**Written exercise**
Every entry below must appear again, exactly as written.

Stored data
..............................

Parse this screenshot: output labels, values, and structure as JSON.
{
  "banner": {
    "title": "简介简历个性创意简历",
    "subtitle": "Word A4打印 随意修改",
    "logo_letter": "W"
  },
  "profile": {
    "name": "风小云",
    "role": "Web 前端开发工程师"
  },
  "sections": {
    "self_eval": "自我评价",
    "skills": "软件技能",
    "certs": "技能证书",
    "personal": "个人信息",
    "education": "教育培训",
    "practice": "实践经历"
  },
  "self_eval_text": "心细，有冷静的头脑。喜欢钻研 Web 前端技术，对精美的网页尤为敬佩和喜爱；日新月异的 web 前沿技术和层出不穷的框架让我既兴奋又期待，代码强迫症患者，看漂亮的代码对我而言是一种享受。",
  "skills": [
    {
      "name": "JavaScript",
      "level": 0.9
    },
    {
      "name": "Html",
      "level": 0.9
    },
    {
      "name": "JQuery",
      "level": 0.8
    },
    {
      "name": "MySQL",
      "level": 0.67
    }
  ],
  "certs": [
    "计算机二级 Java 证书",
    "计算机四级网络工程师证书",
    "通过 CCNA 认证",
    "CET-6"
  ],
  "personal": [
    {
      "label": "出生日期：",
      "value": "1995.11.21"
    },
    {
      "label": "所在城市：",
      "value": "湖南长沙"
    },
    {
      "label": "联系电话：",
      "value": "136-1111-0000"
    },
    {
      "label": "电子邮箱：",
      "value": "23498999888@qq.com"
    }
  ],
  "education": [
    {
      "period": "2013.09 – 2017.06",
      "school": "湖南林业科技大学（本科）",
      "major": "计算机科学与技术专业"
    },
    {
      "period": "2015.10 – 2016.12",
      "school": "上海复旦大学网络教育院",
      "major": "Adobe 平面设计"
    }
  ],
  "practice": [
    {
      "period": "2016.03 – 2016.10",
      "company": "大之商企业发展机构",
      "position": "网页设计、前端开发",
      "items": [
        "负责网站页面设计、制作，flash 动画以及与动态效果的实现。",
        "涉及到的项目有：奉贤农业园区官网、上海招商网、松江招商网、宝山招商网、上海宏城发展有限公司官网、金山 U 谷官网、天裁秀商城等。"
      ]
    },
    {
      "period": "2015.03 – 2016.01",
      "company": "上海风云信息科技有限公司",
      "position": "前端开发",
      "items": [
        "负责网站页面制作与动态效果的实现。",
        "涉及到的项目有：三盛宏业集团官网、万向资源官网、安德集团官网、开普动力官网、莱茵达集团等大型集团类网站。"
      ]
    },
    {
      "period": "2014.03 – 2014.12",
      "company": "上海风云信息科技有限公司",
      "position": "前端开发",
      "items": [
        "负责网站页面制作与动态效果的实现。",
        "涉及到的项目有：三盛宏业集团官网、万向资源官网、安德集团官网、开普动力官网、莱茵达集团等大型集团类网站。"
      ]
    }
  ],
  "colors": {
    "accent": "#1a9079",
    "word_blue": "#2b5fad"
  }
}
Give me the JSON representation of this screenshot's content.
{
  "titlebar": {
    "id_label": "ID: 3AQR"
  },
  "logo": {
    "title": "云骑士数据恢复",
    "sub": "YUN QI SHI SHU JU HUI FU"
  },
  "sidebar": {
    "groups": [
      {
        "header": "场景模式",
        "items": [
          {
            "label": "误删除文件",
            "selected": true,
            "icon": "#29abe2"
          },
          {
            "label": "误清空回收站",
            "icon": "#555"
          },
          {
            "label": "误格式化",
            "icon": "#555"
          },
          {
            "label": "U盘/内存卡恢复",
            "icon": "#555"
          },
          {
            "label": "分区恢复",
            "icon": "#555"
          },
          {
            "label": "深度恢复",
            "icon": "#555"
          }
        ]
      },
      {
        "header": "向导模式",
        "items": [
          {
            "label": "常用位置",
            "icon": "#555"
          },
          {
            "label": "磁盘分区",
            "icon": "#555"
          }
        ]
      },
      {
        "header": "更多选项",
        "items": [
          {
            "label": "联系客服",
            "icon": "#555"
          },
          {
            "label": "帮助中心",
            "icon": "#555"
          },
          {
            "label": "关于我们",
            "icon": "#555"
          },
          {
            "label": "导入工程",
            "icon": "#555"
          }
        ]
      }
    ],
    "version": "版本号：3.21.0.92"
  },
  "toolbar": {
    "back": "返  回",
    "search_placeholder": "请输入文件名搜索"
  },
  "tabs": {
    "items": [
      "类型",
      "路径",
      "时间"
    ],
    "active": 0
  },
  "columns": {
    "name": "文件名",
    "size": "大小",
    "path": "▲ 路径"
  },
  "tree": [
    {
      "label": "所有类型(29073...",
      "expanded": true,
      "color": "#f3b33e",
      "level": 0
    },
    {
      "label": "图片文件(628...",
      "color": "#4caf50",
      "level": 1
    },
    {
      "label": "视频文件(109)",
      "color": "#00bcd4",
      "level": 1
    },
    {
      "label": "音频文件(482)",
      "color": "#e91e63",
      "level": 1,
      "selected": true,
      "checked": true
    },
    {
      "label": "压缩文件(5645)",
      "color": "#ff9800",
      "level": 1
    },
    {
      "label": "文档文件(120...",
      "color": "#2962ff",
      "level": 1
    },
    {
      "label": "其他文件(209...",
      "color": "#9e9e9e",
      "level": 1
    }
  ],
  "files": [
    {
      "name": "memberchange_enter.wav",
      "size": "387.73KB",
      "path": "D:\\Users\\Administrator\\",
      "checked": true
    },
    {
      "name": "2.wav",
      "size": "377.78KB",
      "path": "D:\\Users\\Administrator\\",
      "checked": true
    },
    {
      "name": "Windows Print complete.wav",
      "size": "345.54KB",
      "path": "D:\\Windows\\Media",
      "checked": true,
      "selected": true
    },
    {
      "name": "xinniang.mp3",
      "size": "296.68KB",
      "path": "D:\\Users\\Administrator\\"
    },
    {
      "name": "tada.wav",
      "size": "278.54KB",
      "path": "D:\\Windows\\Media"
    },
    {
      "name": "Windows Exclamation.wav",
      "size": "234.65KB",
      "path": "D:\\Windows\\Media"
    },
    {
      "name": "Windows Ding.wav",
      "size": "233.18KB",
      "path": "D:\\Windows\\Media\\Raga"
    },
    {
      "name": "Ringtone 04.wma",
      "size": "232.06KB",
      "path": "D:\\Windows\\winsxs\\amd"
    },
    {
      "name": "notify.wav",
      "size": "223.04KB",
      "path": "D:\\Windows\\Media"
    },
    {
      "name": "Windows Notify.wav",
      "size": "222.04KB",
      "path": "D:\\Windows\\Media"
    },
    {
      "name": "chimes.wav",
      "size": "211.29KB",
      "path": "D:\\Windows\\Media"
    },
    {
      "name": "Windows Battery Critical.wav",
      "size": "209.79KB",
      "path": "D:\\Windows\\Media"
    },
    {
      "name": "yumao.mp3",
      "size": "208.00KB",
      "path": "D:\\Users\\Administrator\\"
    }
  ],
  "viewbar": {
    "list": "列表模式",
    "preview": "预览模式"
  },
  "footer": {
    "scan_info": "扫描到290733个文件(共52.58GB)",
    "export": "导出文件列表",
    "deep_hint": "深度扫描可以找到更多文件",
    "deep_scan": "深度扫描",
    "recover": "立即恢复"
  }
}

..............................

**Answer to this exercise**
Parse this screenshot: output labels, values, and structure as JSON.
{
  "banner": {
    "title": "简介简历个性创意简历",
    "subtitle": "Word A4打印 随意修改",
    "logo_letter": "W"
  },
  "profile": {
    "name": "风小云",
    "role": "Web 前端开发工程师"
  },
  "sections": {
    "self_eval": "自我评价",
    "skills": "软件技能",
    "certs": "技能证书",
    "personal": "个人信息",
    "education": "教育培训",
    "practice": "实践经历"
  },
  "self_eval_text": "心细，有冷静的头脑。喜欢钻研 Web 前端技术，对精美的网页尤为敬佩和喜爱；日新月异的 web 前沿技术和层出不穷的框架让我既兴奋又期待，代码强迫症患者，看漂亮的代码对我而言是一种享受。",
  "skills": [
    {
      "name": "JavaScript",
      "level": 0.9
    },
    {
      "name": "Html",
      "level": 0.9
    },
    {
      "name": "JQuery",
      "level": 0.8
    },
    {
      "name": "MySQL",
      "level": 0.67
    }
  ],
  "certs": [
    "计算机二级 Java 证书",
    "计算机四级网络工程师证书",
    "通过 CCNA 认证",
    "CET-6"
  ],
  "personal": [
    {
      "label": "出生日期：",
      "value": "1995.11.21"
    },
    {
      "label": "所在城市：",
      "value": "湖南长沙"
    },
    {
      "label": "联系电话：",
      "value": "136-1111-0000"
    },
    {
      "label": "电子邮箱：",
      "value": "23498999888@qq.com"
    }
  ],
  "education": [
    {
      "period": "2013.09 – 2017.06",
      "school": "湖南林业科技大学（本科）",
      "major": "计算机科学与技术专业"
    },
    {
      "period": "2015.10 – 2016.12",
      "school": "上海复旦大学网络教育院",
      "major": "Adobe 平面设计"
    }
  ],
  "practice": [
    {
      "period": "2016.03 – 2016.10",
      "company": "大之商企业发展机构",
      "position": "网页设计、前端开发",
      "items": [
        "负责网站页面设计、制作，flash 动画以及与动态效果的实现。",
        "涉及到的项目有：奉贤农业园区官网、上海招商网、松江招商网、宝山招商网、上海宏城发展有限公司官网、金山 U 谷官网、天裁秀商城等。"
      ]
    },
    {
      "period": "2015.03 – 2016.01",
      "company": "上海风云信息科技有限公司",
      "position": "前端开发",
      "items": [
        "负责网站页面制作与动态效果的实现。",
        "涉及到的项目有：三盛宏业集团官网、万向资源官网、安德集团官网、开普动力官网、莱茵达集团等大型集团类网站。"
      ]
    },
    {
      "period": "2014.03 – 2014.12",
      "company": "上海风云信息科技有限公司",
      "position": "前端开发",
      "items": [
        "负责网站页面制作与动态效果的实现。",
        "涉及到的项目有：三盛宏业集团官网、万向资源官网、安德集团官网、开普动力官网、莱茵达集团等大型集团类网站。"
      ]
    }
  ],
  "colors": {
    "accent": "#1a9079",
    "word_blue": "#2b5fad"
  }
}
Give me the JSON representation of this screenshot's content.
{
  "titlebar": {
    "id_label": "ID: 3AQR"
  },
  "logo": {
    "title": "云骑士数据恢复",
    "sub": "YUN QI SHI SHU JU HUI FU"
  },
  "sidebar": {
    "groups": [
      {
        "header": "场景模式",
        "items": [
          {
            "label": "误删除文件",
            "selected": true,
            "icon": "#29abe2"
          },
          {
            "label": "误清空回收站",
            "icon": "#555"
          },
          {
            "label": "误格式化",
            "icon": "#555"
          },
          {
            "label": "U盘/内存卡恢复",
            "icon": "#555"
          },
          {
            "label": "分区恢复",
            "icon": "#555"
          },
          {
            "label": "深度恢复",
            "icon": "#555"
          }
        ]
      },
      {
        "header": "向导模式",
        "items": [
          {
            "label": "常用位置",
            "icon": "#555"
          },
          {
            "label": "磁盘分区",
            "icon": "#555"
          }
        ]
      },
      {
        "header": "更多选项",
        "items": [
          {
            "label": "联系客服",
            "icon": "#555"
          },
          {
            "label": "帮助中心",
            "icon": "#555"
          },
          {
            "label": "关于我们",
            "icon": "#555"
          },
          {
            "label": "导入工程",
            "icon": "#555"
          }
        ]
      }
    ],
    "version": "版本号：3.21.0.92"
  },
  "toolbar": {
    "back": "返  回",
    "search_placeholder": "请输入文件名搜索"
  },
  "tabs": {
    "items": [
      "类型",
      "路径",
      "时间"
    ],
    "active": 0
  },
  "columns": {
    "name": "文件名",
    "size": "大小",
    "path": "▲ 路径"
  },
  "tree": [
    {
      "label": "所有类型(29073...",
      "expanded": true,
      "color": "#f3b33e",
      "level": 0
    },
    {
      "label": "图片文件(628...",
      "color": "#4caf50",
      "level": 1
    },
    {
      "label": "视频文件(109)",
      "color": "#00bcd4",
      "level": 1
    },
    {
      "label": "音频文件(482)",
      "color": "#e91e63",
      "level": 1,
      "selected": true,
      "checked": true
    },
    {
      "label": "压缩文件(5645)",
      "color": "#ff9800",
      "level": 1
    },
    {
      "label": "文档文件(120...",
      "color": "#2962ff",
      "level": 1
    },
    {
      "label": "其他文件(209...",
      "color": "#9e9e9e",
      "level": 1
    }
  ],
  "files": [
    {
      "name": "memberchange_enter.wav",
      "size": "387.73KB",
      "path": "D:\\Users\\Administrator\\",
      "checked": true
    },
    {
      "name": "2.wav",
      "size": "377.78KB",
      "path": "D:\\Users\\Administrator\\",
      "checked": true
    },
    {
      "name": "Windows Print complete.wav",
      "size": "345.54KB",
      "path": "D:\\Windows\\Media",
      "checked": true,
      "selected": true
    },
    {
      "name": "xinniang.mp3",
      "size": "296.68KB",
      "path": "D:\\Users\\Administrator\\"
    },
    {
      "name": "tada.wav",
      "size": "278.54KB",
      "path": "D:\\Windows\\Media"
    },
    {
      "name": "Windows Exclamation.wav",
      "size": "234.65KB",
      "path": "D:\\Windows\\Media"
    },
    {
      "name": "Windows Ding.wav",
      "size": "233.18KB",
      "path": "D:\\Windows\\Media\\Raga"
    },
    {
      "name": "Ringtone 04.wma",
      "size": "232.06KB",
      "path": "D:\\Windows\\winsxs\\amd"
    },
    {
      "name": "notify.wav",
      "size": "223.04KB",
      "path": "D:\\Windows\\Media"
    },
    {
      "name": "Windows Notify.wav",
      "size": "222.04KB",
      "path": "D:\\Windows\\Media"
    },
    {
      "name": "chimes.wav",
      "size": "211.29KB",
      "path": "D:\\Windows\\Media"
    },
    {
      "name": "Windows Battery Critical.wav",
      "size": "209.79KB",
      "path": "D:\\Windows\\Media"
    },
    {
      "name": "yumao.mp3",
      "size": "208.00KB",
      "path": "D:\\Users\\Administrator\\"
    }
  ],
  "viewbar": {
    "list": "列表模式",
    "preview": "预览模式"
  },
  "footer": {
    "scan_info": "扫描到290733个文件(共52.58GB)",
    "export": "导出文件列表",
    "deep_hint": "深度扫描可以找到更多文件",
    "deep_scan": "深度扫描",
    "recover": "立即恢复"
  }
}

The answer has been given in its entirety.